## YOUR TASKS:
1/ Write out the PowerCal forum thread word for word, everything from "As JustTooBig noted, these" down to "and ambient temperature.".
2/ In the PowerCal forum thread, by how many beats does Kerry Irons say heart rate can vary from one day to the next?
3/ List the usernames of everyone who posted in the PowerCal forum thread.

## TEXT SHOWN:
════

# CycleOps PowerCal



## wgeorge111 (Nov 27, 2010)

Does anyone know anything about this power meter caculated from heart rate CycleOps PowerCal? The price is nice for $199.00. Hopefully there will be more info following Interbike.


----------



## JustTooBig (Aug 11, 2005)

It's a calculation, which tells you most of what you need to know. Calculated values are notoriously inaccurate.

Direct measurement = much higher accuracy.

Calculated value = not so much.


----------



## Kerry Irons (Feb 25, 2002)

*Calculation*



wgeorge111 said:


> Does anyone know anything about this power meter caculated from heart rate CycleOps PowerCal? The price is nice for $199.00. Hopefully there will be more info following Interbike.


As JustTooBig noted, these kinds of calculations are notoriously innacurate. Even if you had a calibration curve that you developed yourself from a power meter plus heart rate measurements, your HR can easily vary 5-10 beats from one day to the next due to your level of hydration, how well rested you are, and ambient temperature.


----------



## multirider (Nov 5, 2007)

Kind of strange that CycleOps has a full page ad in magazines and nothing on their web site. I was thinking it might be useful for people who have multiple bikes, have an SRM or whatever on one bike, and would like to collect power data for ATL, CTL, and TSB tracking. 

It will be interesting to see how the thing works out for short intervals. In addition to the many factors that affect HR (sleep, stress, hydration, ambient temperature, humidity, etc),HR is a trailing indicator. I can start pumping out 125% of FTP without my HR responding for 30 seconds or more. So how would this thing recognize the new power output if my HR hasn't started moving yet? Similarly, if I'm at FTP for 20 minutes and then stop pedaling, my HR continues a bit before starting to recover.


----------



## Mr. Jones (Jul 4, 2006)

JustTooBig said:


> It's a calculation, which tells you most of what you need to know. Calculated values are notoriously inaccurate.
> 
> Direct measurement = much higher accuracy.
> 
> Calculated value = not so much.


They now have a video on their website that talks about how their calculations are super accurate and how in the lab heart rate perfectly predicts power. (They even have a fancy graph). I wonder how much manipulation they had to do to get that graph to look like that, or if they just made it up.


----------



## LouisVuitton (Aug 31, 2009)

Don't buy it. It's not worth it because it's not a real power meter


----------



## Coolhand (Jul 28, 2002)

Every guestometer like this tend to be a failure once people use them. And $200 isn't cheap either.


----------



## Alaska Mike (Sep 28, 2008)

Like the trainer charts that derive power from wheel speed. On the trainer, they work just fine and are kinda-sorta accurate. On the road (which they aren't designed for), they are nowhere near accurate.

If you take a ProTour rider and an untrained rider of the same weight and have them ride on the stationary trainer with the same heart rate, I bet you'd find a widely different power level. Just sayin'.

════

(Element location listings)
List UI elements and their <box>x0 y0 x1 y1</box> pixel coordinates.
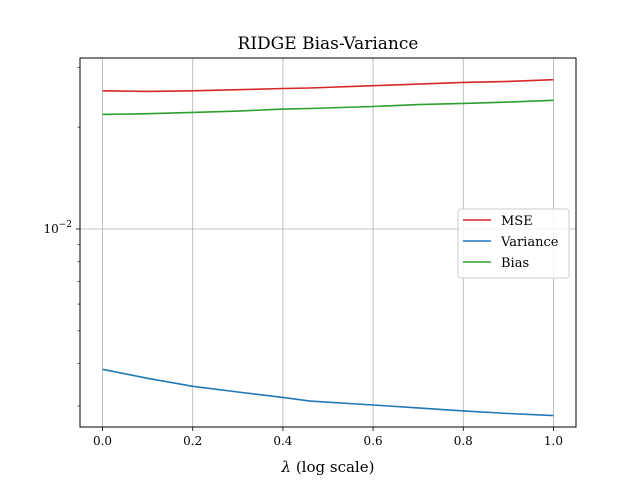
series-line-mse <box>102 78 554 93</box>
legend: MSE Variance Bias <box>457 208 570 279</box>
x-tick-label: 0.2 <box>183 434 202 448</box>
legend-label-mse: MSE <box>501 214 533 229</box>
series-line-variance <box>102 368 554 417</box>
chart-title: RIDGE Bias-Variance <box>238 34 419 54</box>
x-tick-label: 0.0 <box>93 434 112 448</box>
x-tick-label: 0.8 <box>454 434 473 448</box>
x-tick-label: 0.4 <box>273 434 292 448</box>
x-axis-label: λ (log scale) <box>281 458 375 476</box>
y-tick-label: 10−2 <box>43 220 72 236</box>
y-tick-exponent: −2 <box>59 220 72 230</box>
axis-ticks: 0.0 0.2 0.4 0.6 0.8 1.0 10−2 <box>43 67 563 448</box>
x-axis-label-symbol: λ <box>281 458 292 476</box>
x-tick-label: 1.0 <box>544 434 563 448</box>
legend-label-bias: Bias <box>501 256 529 271</box>
series-layer <box>102 78 554 417</box>
legend-label-variance: Variance <box>500 235 559 250</box>
legend-box <box>457 208 570 279</box>
plot-frame <box>79 57 577 428</box>
x-axis-label-suffix: (log scale) <box>291 458 374 476</box>
x-tick-label: 0.6 <box>364 434 383 448</box>
y-tick-base: 10 <box>43 222 58 236</box>
series-line-bias <box>102 99 554 116</box>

════

## EXPECTED ANSWERS:
1/
As JustTooBig noted, these kinds of calculations are notoriously innacurate. Even if you had a calibration curve that you developed yourself from a power meter plus heart rate measurements, your HR can easily vary 5-10 beats from one day to the next due to your level of hydration, how well rested you are, and ambient temperature.

2/ 5-10 beats

3/ wgeorge111, JustTooBig, Kerry Irons, multirider, Mr. Jones, LouisVuitton, Coolhand, Alaska Mike